## Start DATA TO PROCESS
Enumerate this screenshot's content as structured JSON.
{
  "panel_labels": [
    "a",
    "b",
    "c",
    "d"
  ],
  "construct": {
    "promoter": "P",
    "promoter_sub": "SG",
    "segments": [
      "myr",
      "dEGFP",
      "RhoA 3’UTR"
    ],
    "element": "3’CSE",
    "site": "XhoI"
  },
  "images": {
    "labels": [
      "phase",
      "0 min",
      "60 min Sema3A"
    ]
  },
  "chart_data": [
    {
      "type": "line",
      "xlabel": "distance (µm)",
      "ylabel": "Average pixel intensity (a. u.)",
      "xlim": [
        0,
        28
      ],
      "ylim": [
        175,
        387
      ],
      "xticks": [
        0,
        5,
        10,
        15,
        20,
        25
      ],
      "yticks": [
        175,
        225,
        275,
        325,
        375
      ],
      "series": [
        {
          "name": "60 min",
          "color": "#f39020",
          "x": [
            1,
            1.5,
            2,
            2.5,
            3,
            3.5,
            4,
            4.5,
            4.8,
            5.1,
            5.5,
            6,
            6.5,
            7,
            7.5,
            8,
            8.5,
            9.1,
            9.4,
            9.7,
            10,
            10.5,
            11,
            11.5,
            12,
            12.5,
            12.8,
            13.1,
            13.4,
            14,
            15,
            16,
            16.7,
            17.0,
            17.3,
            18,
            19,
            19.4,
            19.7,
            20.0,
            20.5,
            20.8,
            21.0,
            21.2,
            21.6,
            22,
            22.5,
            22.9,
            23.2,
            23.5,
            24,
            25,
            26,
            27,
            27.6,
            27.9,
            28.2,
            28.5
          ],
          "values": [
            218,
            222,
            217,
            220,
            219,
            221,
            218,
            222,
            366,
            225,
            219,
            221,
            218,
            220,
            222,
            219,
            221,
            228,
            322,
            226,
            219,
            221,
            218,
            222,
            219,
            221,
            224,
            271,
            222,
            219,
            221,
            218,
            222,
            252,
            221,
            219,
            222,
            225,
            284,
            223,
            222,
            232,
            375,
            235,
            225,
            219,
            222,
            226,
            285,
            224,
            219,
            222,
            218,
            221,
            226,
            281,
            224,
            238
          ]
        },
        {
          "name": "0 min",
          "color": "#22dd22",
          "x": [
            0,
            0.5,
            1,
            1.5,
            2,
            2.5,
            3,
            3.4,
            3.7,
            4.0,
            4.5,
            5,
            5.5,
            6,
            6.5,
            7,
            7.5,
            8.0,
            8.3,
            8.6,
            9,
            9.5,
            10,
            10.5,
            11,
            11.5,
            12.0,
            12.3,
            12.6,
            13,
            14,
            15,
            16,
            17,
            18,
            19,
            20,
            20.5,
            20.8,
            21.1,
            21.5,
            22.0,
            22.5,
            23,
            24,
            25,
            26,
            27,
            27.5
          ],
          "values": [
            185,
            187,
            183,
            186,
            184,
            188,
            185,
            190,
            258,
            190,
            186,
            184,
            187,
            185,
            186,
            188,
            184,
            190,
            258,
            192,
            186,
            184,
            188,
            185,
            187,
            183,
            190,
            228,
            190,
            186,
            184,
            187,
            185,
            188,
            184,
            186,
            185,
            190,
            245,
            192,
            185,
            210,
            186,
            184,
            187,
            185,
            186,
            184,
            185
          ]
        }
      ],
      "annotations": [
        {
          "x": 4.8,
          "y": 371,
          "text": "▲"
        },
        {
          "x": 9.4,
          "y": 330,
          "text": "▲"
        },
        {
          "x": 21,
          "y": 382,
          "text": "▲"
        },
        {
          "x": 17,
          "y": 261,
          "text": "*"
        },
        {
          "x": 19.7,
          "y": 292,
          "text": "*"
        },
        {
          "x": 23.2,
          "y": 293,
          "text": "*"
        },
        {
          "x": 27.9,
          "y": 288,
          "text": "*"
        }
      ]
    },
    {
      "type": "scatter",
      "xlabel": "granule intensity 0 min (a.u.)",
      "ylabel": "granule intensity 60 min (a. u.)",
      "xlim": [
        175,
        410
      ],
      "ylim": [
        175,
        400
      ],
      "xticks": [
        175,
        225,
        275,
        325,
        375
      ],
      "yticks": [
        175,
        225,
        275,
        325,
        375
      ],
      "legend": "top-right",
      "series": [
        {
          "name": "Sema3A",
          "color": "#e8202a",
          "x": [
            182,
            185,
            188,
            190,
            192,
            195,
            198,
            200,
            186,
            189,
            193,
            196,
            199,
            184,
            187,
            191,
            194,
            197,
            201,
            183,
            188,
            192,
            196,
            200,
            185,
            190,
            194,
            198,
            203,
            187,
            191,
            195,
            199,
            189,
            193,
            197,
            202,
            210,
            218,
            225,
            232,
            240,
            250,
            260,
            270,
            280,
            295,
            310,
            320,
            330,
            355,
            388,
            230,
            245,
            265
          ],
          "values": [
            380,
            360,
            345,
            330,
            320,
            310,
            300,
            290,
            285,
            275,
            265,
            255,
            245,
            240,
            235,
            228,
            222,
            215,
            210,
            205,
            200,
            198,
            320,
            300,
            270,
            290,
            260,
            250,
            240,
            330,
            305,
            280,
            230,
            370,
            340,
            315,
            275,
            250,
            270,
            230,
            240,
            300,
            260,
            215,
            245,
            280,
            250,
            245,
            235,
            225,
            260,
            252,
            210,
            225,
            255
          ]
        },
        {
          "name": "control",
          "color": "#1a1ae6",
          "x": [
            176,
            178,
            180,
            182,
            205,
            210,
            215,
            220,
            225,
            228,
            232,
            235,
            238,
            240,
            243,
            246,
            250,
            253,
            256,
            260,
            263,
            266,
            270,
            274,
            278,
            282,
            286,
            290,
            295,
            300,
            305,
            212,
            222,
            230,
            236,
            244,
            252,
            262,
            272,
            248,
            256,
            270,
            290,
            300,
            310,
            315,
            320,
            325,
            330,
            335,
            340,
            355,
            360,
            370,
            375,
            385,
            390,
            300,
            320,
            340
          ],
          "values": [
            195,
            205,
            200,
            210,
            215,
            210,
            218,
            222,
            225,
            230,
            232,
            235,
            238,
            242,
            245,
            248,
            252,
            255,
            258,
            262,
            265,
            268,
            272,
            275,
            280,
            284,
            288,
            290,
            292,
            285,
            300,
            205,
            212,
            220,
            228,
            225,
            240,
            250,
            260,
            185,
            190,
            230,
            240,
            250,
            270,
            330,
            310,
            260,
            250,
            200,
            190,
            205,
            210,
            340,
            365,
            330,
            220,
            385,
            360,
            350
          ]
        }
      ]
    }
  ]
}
## End DATA TO PROCESS
WORK REQUIRED:
Every record should be given again exactly.

TASK SOLUTION:
Enumerate this screenshot's content as structured JSON.
{
  "panel_labels": [
    "a",
    "b",
    "c",
    "d"
  ],
  "construct": {
    "promoter": "P",
    "promoter_sub": "SG",
    "segments": [
      "myr",
      "dEGFP",
      "RhoA 3’UTR"
    ],
    "element": "3’CSE",
    "site": "XhoI"
  },
  "images": {
    "labels": [
      "phase",
      "0 min",
      "60 min Sema3A"
    ]
  },
  "chart_data": [
    {
      "type": "line",
      "xlabel": "distance (µm)",
      "ylabel": "Average pixel intensity (a. u.)",
      "xlim": [
        0,
        28
      ],
      "ylim": [
        175,
        387
      ],
      "xticks": [
        0,
        5,
        10,
        15,
        20,
        25
      ],
      "yticks": [
        175,
        225,
        275,
        325,
        375
      ],
      "series": [
        {
          "name": "60 min",
          "color": "#f39020",
          "x": [
            1,
            1.5,
            2,
            2.5,
            3,
            3.5,
            4,
            4.5,
            4.8,
            5.1,
            5.5,
            6,
            6.5,
            7,
            7.5,
            8,
            8.5,
            9.1,
            9.4,
            9.7,
            10,
            10.5,
            11,
            11.5,
            12,
            12.5,
            12.8,
            13.1,
            13.4,
            14,
            15,
            16,
            16.7,
            17.0,
            17.3,
            18,
            19,
            19.4,
            19.7,
            20.0,
            20.5,
            20.8,
            21.0,
            21.2,
            21.6,
            22,
            22.5,
            22.9,
            23.2,
            23.5,
            24,
            25,
            26,
            27,
            27.6,
            27.9,
            28.2,
            28.5
          ],
          "values": [
            218,
            222,
            217,
            220,
            219,
            221,
            218,
            222,
            366,
            225,
            219,
            221,
            218,
            220,
            222,
            219,
            221,
            228,
            322,
            226,
            219,
            221,
            218,
            222,
            219,
            221,
            224,
            271,
            222,
            219,
            221,
            218,
            222,
            252,
            221,
            219,
            222,
            225,
            284,
            223,
            222,
            232,
            375,
            235,
            225,
            219,
            222,
            226,
            285,
            224,
            219,
            222,
            218,
            221,
            226,
            281,
            224,
            238
          ]
        },
        {
          "name": "0 min",
          "color": "#22dd22",
          "x": [
            0,
            0.5,
            1,
            1.5,
            2,
            2.5,
            3,
            3.4,
            3.7,
            4.0,
            4.5,
            5,
            5.5,
            6,
            6.5,
            7,
            7.5,
            8.0,
            8.3,
            8.6,
            9,
            9.5,
            10,
            10.5,
            11,
            11.5,
            12.0,
            12.3,
            12.6,
            13,
            14,
            15,
            16,
            17,
            18,
            19,
            20,
            20.5,
            20.8,
            21.1,
            21.5,
            22.0,
            22.5,
            23,
            24,
            25,
            26,
            27,
            27.5
          ],
          "values": [
            185,
            187,
            183,
            186,
            184,
            188,
            185,
            190,
            258,
            190,
            186,
            184,
            187,
            185,
            186,
            188,
            184,
            190,
            258,
            192,
            186,
            184,
            188,
            185,
            187,
            183,
            190,
            228,
            190,
            186,
            184,
            187,
            185,
            188,
            184,
            186,
            185,
            190,
            245,
            192,
            185,
            210,
            186,
            184,
            187,
            185,
            186,
            184,
            185
          ]
        }
      ],
      "annotations": [
        {
          "x": 4.8,
          "y": 371,
          "text": "▲"
        },
        {
          "x": 9.4,
          "y": 330,
          "text": "▲"
        },
        {
          "x": 21,
          "y": 382,
          "text": "▲"
        },
        {
          "x": 17,
          "y": 261,
          "text": "*"
        },
        {
          "x": 19.7,
          "y": 292,
          "text": "*"
        },
        {
          "x": 23.2,
          "y": 293,
          "text": "*"
        },
        {
          "x": 27.9,
          "y": 288,
          "text": "*"
        }
      ]
    },
    {
      "type": "scatter",
      "xlabel": "granule intensity 0 min (a.u.)",
      "ylabel": "granule intensity 60 min (a. u.)",
      "xlim": [
        175,
        410
      ],
      "ylim": [
        175,
        400
      ],
      "xticks": [
        175,
        225,
        275,
        325,
        375
      ],
      "yticks": [
        175,
        225,
        275,
        325,
        375
      ],
      "legend": "top-right",
      "series": [
        {
          "name": "Sema3A",
          "color": "#e8202a",
          "x": [
            182,
            185,
            188,
            190,
            192,
            195,
            198,
            200,
            186,
            189,
            193,
            196,
            199,
            184,
            187,
            191,
            194,
            197,
            201,
            183,
            188,
            192,
            196,
            200,
            185,
            190,
            194,
            198,
            203,
            187,
            191,
            195,
            199,
            189,
            193,
            197,
            202,
            210,
            218,
            225,
            232,
            240,
            250,
            260,
            270,
            280,
            295,
            310,
            320,
            330,
            355,
            388,
            230,
            245,
            265
          ],
          "values": [
            380,
            360,
            345,
            330,
            320,
            310,
            300,
            290,
            285,
            275,
            265,
            255,
            245,
            240,
            235,
            228,
            222,
            215,
            210,
            205,
            200,
            198,
            320,
            300,
            270,
            290,
            260,
            250,
            240,
            330,
            305,
            280,
            230,
            370,
            340,
            315,
            275,
            250,
            270,
            230,
            240,
            300,
            260,
            215,
            245,
            280,
            250,
            245,
            235,
            225,
            260,
            252,
            210,
            225,
            255
          ]
        },
        {
          "name": "control",
          "color": "#1a1ae6",
          "x": [
            176,
            178,
            180,
            182,
            205,
            210,
            215,
            220,
            225,
            228,
            232,
            235,
            238,
            240,
            243,
            246,
            250,
            253,
            256,
            260,
            263,
            266,
            270,
            274,
            278,
            282,
            286,
            290,
            295,
            300,
            305,
            212,
            222,
            230,
            236,
            244,
            252,
            262,
            272,
            248,
            256,
            270,
            290,
            300,
            310,
            315,
            320,
            325,
            330,
            335,
            340,
            355,
            360,
            370,
            375,
            385,
            390,
            300,
            320,
            340
          ],
          "values": [
            195,
            205,
            200,
            210,
            215,
            210,
            218,
            222,
            225,
            230,
            232,
            235,
            238,
            242,
            245,
            248,
            252,
            255,
            258,
            262,
            265,
            268,
            272,
            275,
            280,
            284,
            288,
            290,
            292,
            285,
            300,
            205,
            212,
            220,
            228,
            225,
            240,
            250,
            260,
            185,
            190,
            230,
            240,
            250,
            270,
            330,
            310,
            260,
            250,
            200,
            190,
            205,
            210,
            340,
            365,
            330,
            220,
            385,
            360,
            350
          ]
        }
      ]
    }
  ]
}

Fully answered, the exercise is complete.